Set problem: Filter out everything except lines holding "Ajax".

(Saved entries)
Begin
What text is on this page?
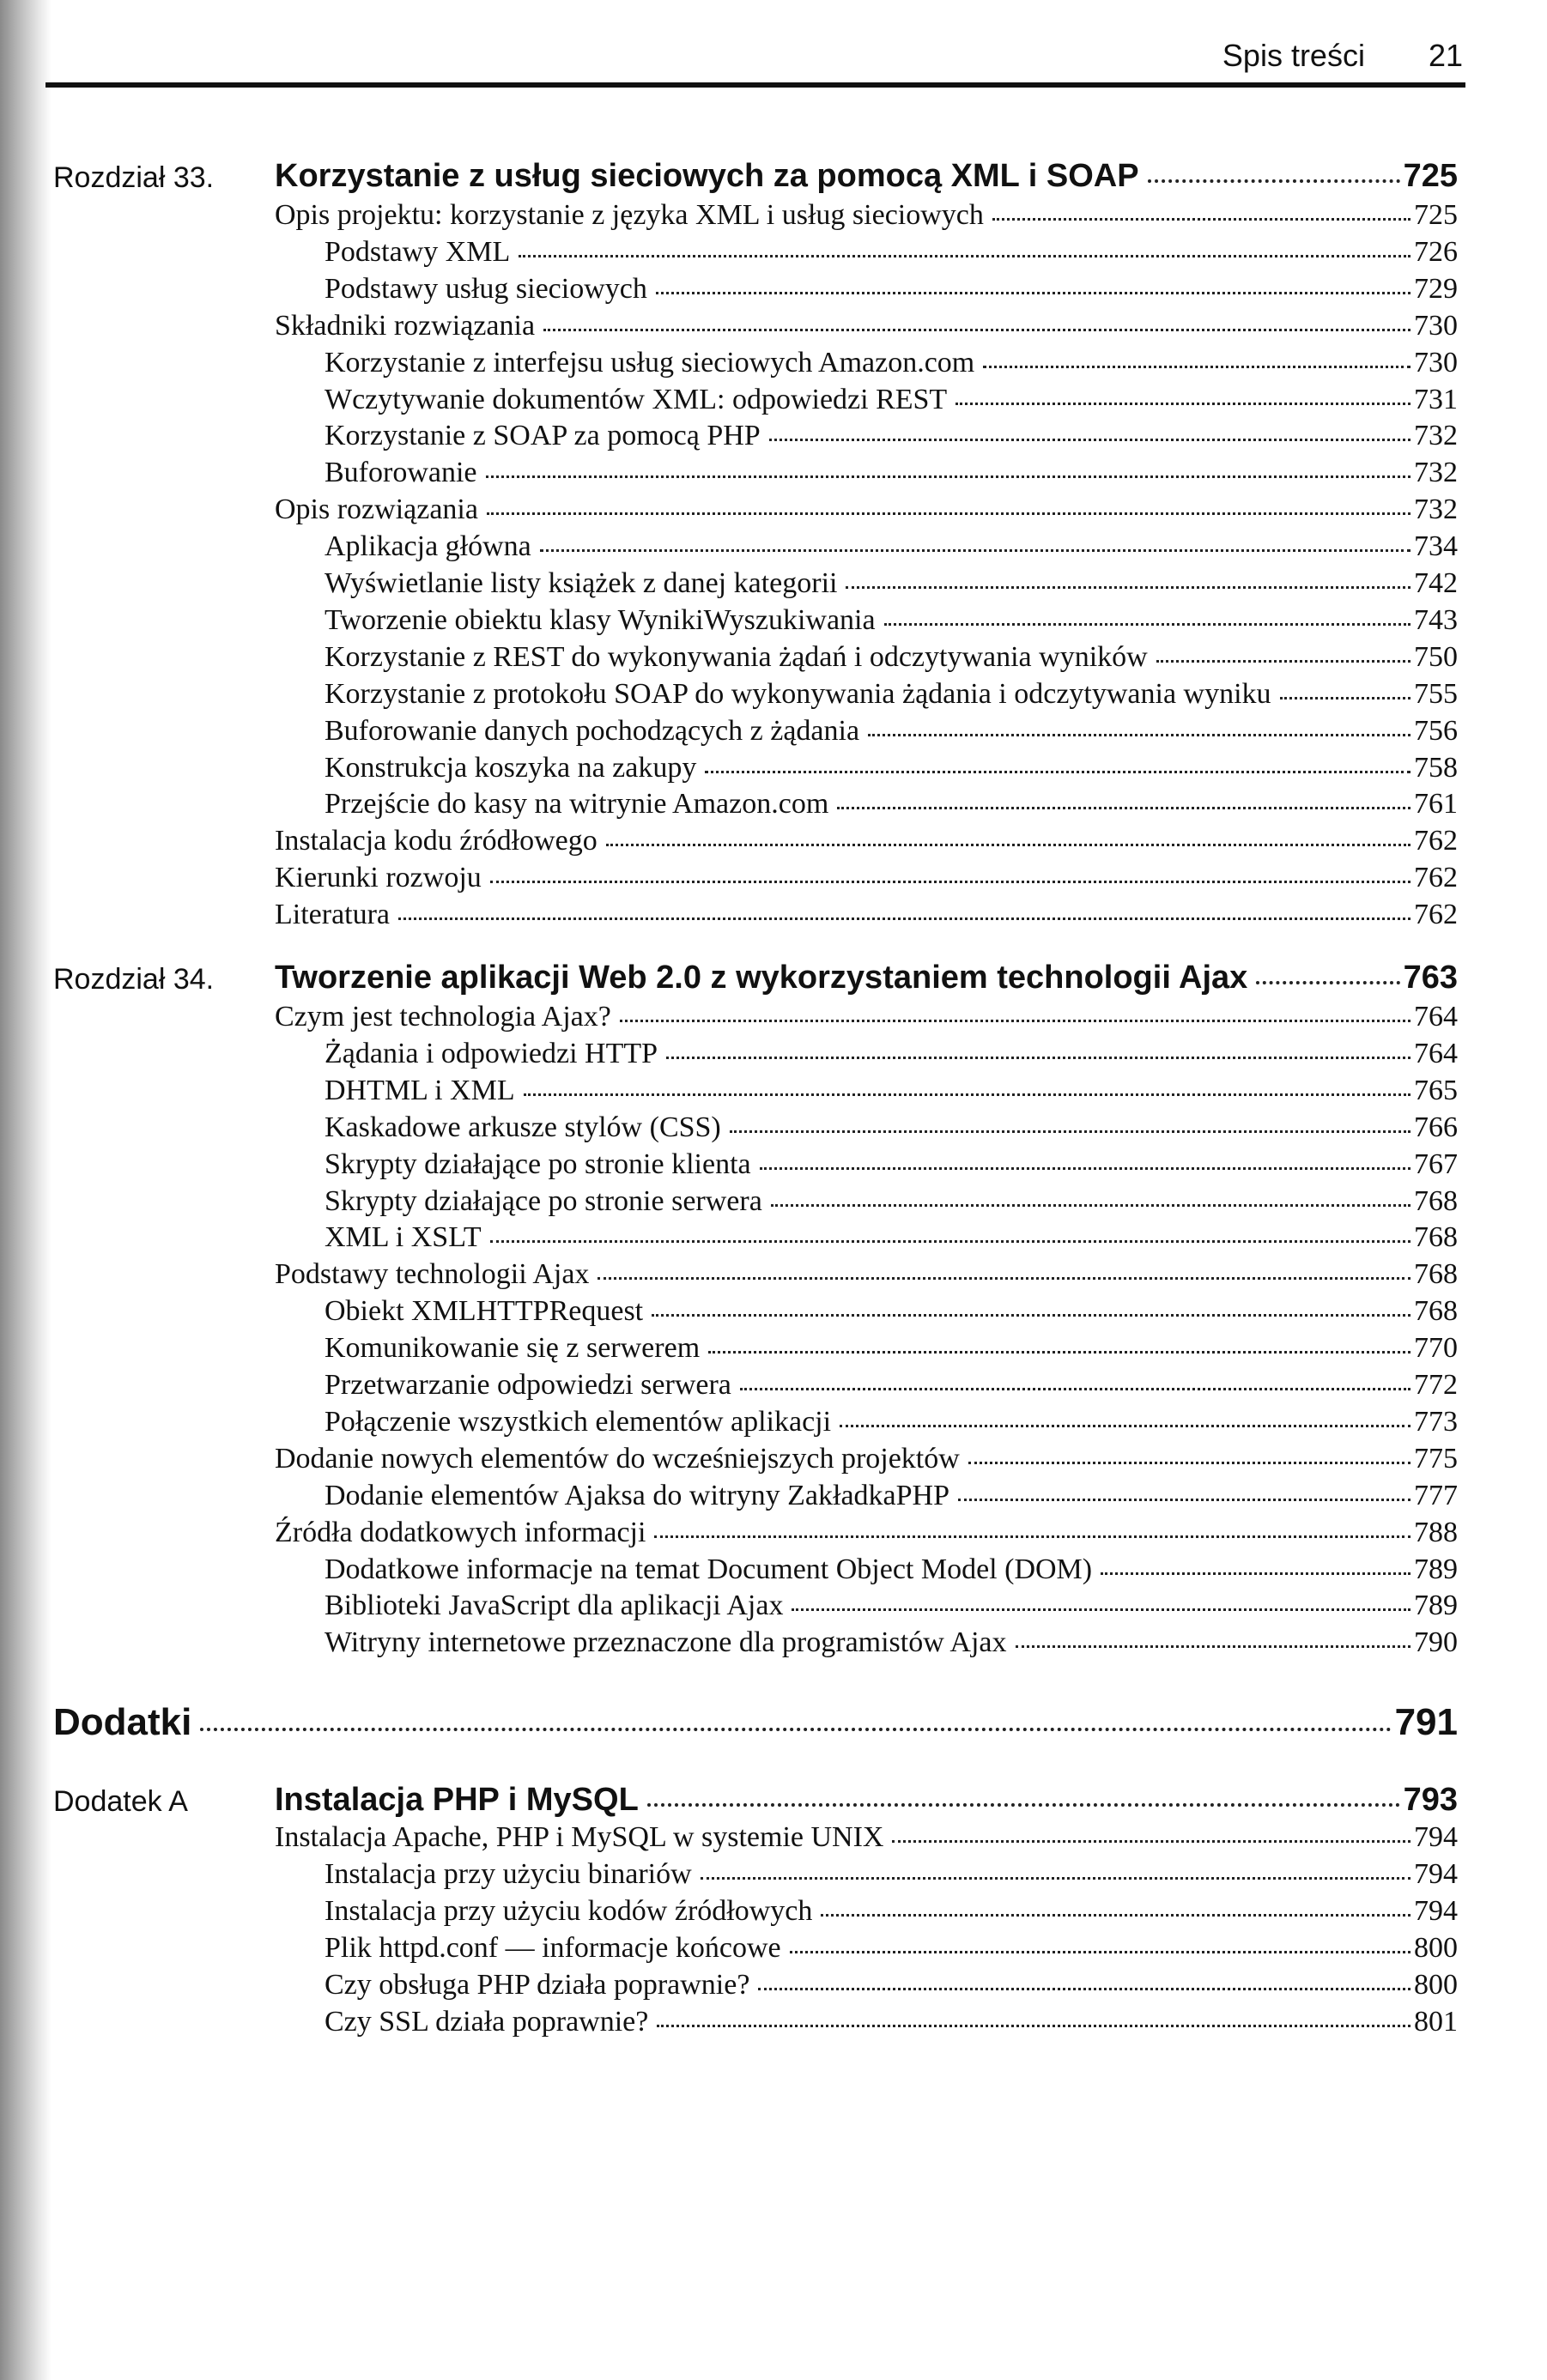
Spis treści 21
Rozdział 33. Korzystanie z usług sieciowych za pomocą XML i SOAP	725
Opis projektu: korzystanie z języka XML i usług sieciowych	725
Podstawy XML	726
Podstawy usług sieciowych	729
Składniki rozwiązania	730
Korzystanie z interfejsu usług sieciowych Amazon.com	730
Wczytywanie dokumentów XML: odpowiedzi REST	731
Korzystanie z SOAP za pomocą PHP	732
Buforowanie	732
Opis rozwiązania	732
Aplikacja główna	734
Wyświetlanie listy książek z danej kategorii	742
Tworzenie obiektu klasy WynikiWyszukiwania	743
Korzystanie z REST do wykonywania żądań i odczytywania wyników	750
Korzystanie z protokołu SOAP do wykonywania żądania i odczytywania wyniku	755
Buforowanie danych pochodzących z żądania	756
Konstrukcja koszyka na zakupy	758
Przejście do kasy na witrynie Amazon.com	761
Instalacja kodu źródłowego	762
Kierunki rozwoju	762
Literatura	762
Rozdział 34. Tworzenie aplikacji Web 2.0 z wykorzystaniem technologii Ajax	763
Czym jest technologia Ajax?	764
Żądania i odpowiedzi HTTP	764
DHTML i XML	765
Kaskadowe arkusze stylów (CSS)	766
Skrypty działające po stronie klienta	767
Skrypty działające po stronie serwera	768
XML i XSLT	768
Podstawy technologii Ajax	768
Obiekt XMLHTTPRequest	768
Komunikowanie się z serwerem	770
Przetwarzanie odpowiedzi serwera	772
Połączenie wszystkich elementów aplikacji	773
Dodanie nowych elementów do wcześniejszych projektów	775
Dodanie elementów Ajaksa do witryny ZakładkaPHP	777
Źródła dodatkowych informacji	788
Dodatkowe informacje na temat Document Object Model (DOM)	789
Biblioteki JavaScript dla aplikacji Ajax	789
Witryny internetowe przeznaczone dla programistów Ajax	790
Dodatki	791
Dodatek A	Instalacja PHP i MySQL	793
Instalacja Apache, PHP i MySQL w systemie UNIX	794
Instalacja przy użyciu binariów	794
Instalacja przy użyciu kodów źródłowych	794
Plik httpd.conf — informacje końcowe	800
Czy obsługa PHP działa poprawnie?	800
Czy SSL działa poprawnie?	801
End
Solution for this problem:
Rozdział 34. Tworzenie aplikacji Web 2.0 z wykorzystaniem technologii Ajax	763
Czym jest technologia Ajax?	764
Podstawy technologii Ajax	768
Biblioteki JavaScript dla aplikacji Ajax	789
Witryny internetowe przeznaczone dla programistów Ajax	790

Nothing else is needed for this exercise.